Segment Start: AVAILABLE RECORDS
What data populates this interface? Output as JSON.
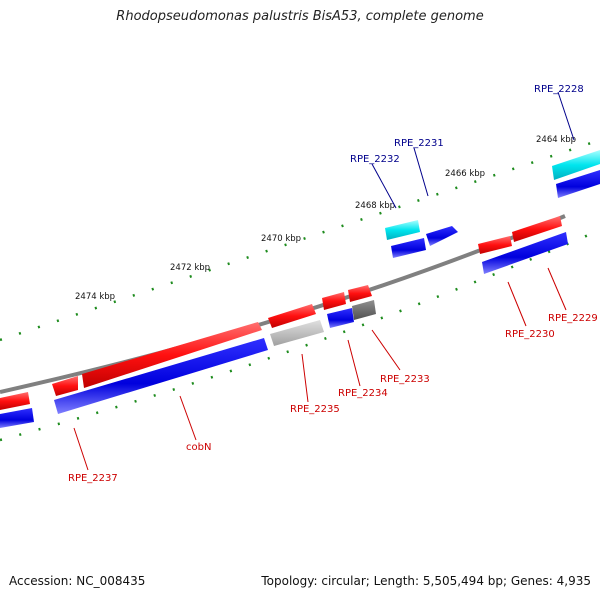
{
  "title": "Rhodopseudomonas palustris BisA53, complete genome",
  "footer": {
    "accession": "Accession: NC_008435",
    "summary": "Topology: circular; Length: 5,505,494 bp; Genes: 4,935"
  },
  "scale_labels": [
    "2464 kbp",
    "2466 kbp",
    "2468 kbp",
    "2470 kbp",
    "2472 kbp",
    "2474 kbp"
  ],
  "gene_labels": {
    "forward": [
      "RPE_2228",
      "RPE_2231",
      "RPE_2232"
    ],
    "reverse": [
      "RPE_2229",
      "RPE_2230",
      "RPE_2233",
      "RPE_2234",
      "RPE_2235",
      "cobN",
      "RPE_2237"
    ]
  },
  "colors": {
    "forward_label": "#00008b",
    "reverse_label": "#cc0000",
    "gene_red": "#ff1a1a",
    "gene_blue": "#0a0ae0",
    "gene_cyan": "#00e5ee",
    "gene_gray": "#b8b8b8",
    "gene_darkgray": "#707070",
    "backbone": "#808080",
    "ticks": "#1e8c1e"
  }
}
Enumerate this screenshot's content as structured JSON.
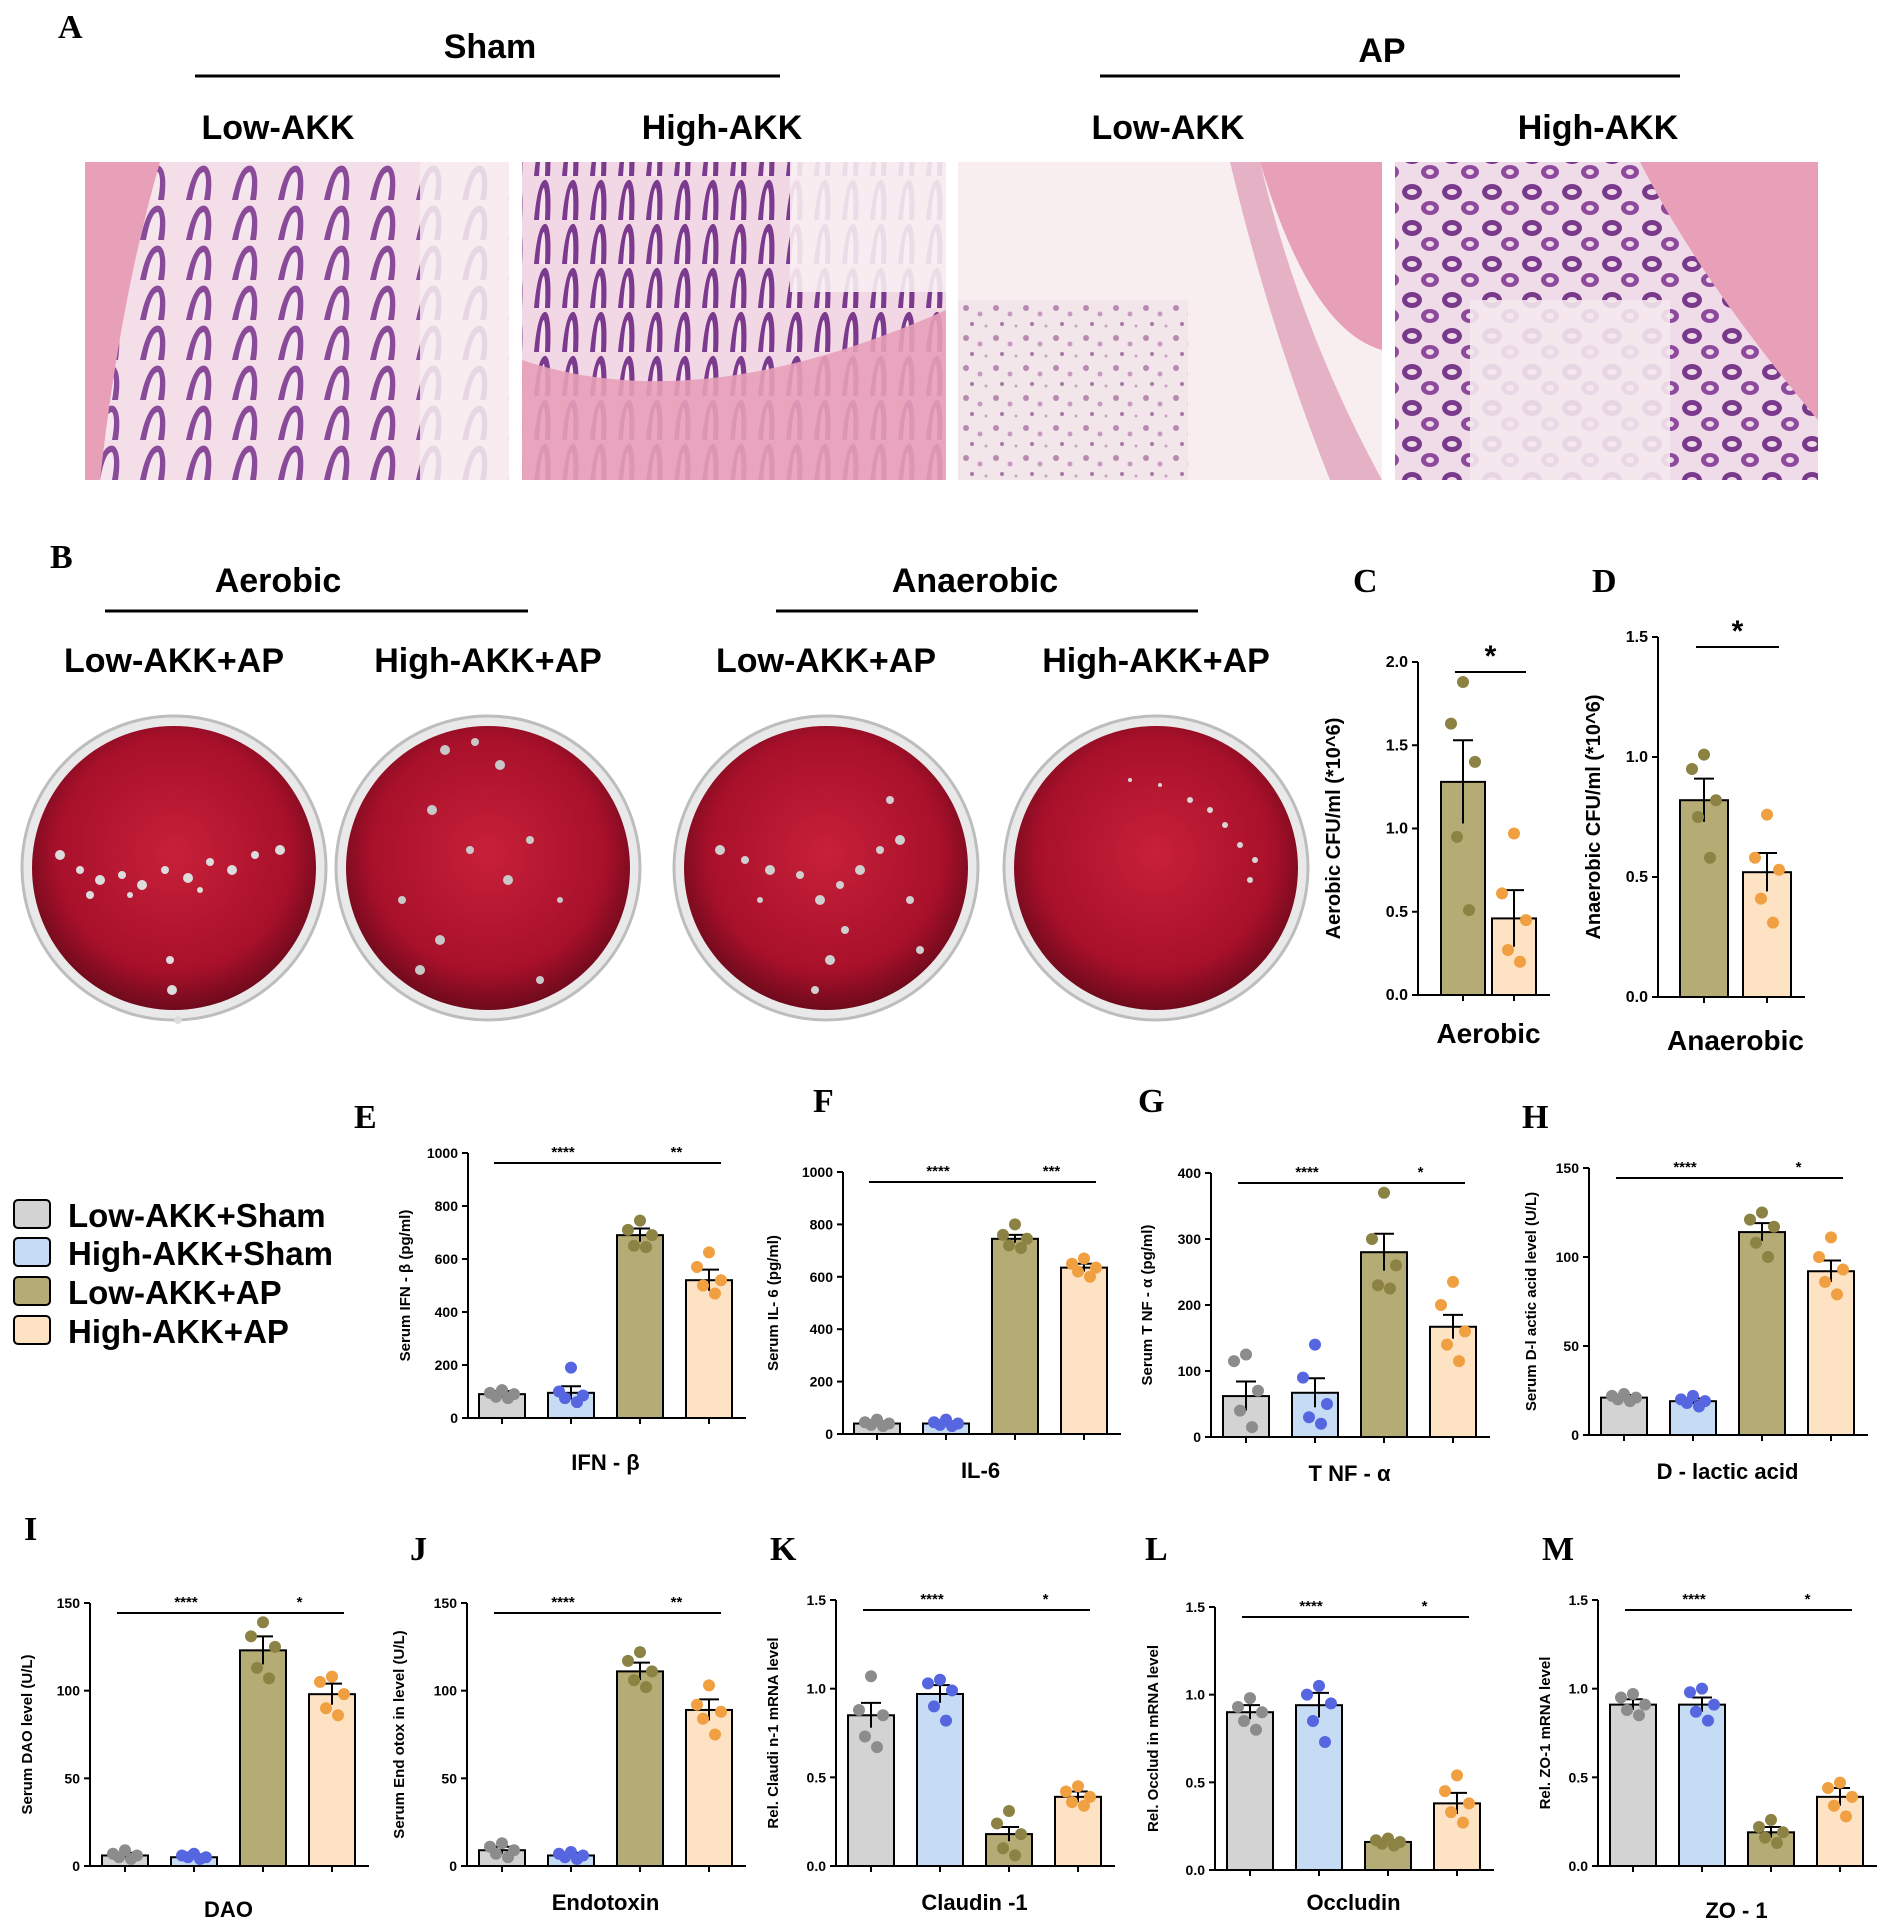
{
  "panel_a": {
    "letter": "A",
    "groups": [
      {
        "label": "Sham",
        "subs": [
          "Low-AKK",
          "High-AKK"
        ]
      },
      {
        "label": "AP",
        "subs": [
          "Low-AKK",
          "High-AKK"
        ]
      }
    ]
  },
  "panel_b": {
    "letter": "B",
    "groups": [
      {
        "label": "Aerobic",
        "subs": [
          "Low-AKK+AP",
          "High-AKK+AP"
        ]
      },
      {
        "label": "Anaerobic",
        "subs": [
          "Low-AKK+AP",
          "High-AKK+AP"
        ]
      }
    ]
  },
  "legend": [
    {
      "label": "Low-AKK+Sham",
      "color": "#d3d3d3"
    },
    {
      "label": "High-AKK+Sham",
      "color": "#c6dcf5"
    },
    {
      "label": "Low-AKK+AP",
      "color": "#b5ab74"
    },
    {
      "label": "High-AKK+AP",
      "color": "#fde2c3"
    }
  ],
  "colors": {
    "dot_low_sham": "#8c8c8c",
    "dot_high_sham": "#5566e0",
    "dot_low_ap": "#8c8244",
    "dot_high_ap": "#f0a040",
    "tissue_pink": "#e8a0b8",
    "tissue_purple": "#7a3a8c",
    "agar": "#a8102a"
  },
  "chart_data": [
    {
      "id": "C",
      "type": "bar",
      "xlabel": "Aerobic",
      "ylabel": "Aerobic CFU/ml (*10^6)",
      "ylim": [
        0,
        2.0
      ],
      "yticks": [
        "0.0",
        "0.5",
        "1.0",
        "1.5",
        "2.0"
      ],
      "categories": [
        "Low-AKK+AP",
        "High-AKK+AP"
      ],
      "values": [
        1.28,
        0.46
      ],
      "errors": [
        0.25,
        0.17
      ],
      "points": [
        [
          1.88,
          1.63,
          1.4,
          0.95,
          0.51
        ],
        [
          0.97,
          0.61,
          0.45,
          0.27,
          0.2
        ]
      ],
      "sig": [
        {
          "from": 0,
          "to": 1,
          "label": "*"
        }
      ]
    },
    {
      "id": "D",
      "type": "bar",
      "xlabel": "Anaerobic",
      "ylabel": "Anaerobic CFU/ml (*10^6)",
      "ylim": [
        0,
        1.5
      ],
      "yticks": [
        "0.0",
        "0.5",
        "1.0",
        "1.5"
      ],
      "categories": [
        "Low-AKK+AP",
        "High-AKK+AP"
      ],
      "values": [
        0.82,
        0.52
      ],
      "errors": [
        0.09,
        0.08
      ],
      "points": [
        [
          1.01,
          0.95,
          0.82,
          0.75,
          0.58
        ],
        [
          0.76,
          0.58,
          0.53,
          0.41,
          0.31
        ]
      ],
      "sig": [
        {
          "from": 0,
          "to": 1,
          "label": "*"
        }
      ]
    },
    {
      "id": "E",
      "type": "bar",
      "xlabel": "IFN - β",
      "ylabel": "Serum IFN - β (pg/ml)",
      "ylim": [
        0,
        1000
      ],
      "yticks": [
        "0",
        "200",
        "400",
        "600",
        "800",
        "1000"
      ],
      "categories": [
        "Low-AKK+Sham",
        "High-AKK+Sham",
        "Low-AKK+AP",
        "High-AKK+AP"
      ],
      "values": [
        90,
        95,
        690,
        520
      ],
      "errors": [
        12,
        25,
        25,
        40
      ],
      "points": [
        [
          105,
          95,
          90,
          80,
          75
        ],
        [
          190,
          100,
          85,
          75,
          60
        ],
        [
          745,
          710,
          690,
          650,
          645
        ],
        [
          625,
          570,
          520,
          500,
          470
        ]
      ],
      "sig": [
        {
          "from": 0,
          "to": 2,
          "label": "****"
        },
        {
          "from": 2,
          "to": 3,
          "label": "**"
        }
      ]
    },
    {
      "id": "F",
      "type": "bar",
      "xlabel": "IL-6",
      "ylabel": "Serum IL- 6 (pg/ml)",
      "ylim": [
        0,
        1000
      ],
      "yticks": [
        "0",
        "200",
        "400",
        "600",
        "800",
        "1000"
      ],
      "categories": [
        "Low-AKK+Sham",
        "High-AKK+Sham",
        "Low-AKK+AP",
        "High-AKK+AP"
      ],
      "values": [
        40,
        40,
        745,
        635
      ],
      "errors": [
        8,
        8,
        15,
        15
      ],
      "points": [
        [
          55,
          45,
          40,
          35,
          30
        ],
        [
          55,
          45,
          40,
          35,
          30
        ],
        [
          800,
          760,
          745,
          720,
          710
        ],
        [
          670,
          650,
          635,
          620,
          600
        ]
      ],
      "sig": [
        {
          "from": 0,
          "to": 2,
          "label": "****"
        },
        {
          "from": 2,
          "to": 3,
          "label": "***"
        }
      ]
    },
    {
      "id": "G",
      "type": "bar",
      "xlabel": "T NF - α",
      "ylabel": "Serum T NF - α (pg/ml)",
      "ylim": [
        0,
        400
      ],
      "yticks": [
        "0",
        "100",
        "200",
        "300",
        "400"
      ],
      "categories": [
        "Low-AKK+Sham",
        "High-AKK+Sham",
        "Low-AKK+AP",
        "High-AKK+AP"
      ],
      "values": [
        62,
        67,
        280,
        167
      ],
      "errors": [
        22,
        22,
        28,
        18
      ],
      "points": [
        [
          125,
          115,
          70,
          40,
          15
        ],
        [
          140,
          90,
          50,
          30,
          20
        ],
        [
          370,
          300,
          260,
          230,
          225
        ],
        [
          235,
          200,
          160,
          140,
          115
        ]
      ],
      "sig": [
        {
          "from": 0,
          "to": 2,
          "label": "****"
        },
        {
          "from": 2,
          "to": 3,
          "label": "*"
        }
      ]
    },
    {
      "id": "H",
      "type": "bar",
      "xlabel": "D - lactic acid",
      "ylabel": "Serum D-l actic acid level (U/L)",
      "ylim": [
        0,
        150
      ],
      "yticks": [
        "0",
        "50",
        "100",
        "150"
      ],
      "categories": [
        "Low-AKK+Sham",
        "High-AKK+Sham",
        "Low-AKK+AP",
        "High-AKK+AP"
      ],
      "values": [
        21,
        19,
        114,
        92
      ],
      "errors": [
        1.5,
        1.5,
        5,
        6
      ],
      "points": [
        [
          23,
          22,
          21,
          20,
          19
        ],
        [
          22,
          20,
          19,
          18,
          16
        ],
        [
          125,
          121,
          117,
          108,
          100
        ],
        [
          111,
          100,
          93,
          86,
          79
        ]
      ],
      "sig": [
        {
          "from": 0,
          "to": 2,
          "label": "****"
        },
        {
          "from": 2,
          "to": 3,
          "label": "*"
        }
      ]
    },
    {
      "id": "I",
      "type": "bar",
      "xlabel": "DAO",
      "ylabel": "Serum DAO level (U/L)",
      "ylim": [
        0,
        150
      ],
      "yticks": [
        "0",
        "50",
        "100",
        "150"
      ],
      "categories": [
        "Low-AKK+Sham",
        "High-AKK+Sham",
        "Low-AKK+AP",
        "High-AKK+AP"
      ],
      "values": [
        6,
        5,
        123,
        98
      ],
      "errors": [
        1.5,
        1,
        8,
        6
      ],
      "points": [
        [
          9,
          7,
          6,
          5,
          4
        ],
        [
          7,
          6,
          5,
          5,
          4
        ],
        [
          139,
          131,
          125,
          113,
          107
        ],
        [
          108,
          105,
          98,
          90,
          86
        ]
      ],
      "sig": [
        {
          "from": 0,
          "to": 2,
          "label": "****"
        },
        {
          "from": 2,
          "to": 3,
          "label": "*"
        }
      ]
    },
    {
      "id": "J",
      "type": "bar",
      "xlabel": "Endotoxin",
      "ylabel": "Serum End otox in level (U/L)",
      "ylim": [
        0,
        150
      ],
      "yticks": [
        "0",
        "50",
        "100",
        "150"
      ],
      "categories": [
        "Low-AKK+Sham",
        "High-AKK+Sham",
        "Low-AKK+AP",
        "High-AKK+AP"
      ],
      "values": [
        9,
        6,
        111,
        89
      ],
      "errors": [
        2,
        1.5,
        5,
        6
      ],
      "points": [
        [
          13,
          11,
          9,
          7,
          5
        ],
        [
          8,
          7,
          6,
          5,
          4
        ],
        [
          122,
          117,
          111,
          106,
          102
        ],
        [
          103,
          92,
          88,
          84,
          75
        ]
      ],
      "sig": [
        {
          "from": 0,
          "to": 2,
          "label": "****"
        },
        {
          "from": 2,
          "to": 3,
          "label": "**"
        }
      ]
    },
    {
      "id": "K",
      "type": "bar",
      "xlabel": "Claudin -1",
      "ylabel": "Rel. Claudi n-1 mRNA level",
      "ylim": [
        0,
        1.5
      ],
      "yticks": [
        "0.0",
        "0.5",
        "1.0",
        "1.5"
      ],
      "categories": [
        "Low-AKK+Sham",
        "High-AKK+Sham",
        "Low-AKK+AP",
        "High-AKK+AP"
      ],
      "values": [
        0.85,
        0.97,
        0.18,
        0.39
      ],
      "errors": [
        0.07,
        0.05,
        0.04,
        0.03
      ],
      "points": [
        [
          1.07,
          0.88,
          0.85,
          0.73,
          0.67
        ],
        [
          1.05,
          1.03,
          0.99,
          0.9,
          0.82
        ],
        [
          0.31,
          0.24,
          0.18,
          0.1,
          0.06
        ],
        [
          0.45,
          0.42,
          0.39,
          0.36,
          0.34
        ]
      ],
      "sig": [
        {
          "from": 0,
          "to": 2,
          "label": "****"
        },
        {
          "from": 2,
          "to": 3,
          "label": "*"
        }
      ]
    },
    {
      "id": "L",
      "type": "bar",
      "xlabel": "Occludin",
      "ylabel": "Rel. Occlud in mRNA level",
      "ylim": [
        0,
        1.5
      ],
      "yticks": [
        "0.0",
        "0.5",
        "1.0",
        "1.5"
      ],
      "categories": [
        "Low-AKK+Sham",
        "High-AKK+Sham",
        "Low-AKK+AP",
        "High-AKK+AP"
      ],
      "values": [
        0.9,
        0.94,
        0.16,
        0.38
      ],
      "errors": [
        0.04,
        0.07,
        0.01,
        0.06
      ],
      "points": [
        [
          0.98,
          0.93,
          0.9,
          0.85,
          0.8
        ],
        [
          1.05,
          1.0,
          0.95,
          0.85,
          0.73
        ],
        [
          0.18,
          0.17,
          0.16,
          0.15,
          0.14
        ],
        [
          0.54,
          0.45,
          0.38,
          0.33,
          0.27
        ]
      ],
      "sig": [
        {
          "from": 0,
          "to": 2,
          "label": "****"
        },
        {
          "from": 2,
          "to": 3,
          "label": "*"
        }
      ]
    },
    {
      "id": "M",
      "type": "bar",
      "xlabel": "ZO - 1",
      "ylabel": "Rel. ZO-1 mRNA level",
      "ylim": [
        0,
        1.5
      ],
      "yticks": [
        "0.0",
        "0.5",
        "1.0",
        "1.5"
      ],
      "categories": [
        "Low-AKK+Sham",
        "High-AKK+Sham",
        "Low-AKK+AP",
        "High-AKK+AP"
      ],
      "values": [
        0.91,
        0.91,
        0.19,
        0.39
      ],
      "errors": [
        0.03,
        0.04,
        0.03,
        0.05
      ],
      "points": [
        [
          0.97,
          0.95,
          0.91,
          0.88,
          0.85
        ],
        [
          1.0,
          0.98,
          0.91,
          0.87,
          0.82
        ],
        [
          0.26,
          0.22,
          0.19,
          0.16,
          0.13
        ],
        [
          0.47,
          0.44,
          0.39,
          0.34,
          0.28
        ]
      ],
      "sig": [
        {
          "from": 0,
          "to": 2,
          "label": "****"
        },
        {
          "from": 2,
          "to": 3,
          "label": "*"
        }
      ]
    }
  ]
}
Segment End: AVAILABLE RECORDS
Segment Start: AVAILABLE RECORDS
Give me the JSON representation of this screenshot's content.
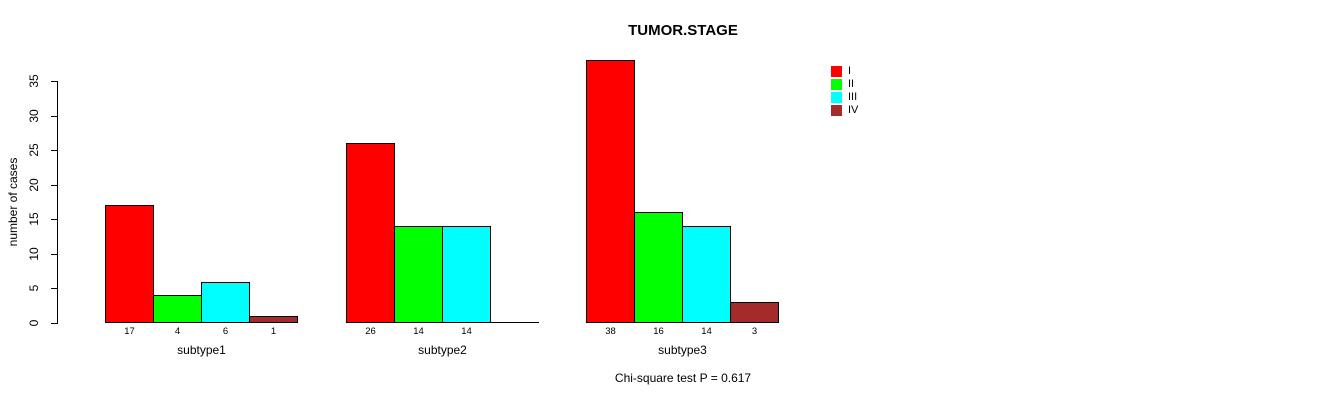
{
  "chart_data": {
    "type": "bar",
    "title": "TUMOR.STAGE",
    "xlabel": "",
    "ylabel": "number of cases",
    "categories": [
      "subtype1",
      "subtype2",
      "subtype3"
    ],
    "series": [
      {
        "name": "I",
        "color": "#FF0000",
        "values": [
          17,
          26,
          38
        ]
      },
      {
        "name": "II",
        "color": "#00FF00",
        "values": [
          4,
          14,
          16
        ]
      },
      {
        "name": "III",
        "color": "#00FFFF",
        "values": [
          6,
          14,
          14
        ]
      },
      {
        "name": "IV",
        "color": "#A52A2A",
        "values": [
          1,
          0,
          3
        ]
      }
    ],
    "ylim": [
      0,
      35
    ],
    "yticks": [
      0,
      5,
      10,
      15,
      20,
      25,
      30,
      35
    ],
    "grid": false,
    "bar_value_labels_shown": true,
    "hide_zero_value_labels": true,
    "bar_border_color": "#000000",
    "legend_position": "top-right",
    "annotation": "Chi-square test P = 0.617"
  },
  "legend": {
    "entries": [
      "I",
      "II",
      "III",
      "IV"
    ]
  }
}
Segment End: AVAILABLE RECORDS
> **ACTIVITY**:
Look at the records above. Copy every line where the string "this" occurs.

> **ANSWER BELOW**:
What data populates this interface? Output as JSON.
Enumerate this screenshot's content as structured JSON.
Give me the JSON representation of this screenshot's content.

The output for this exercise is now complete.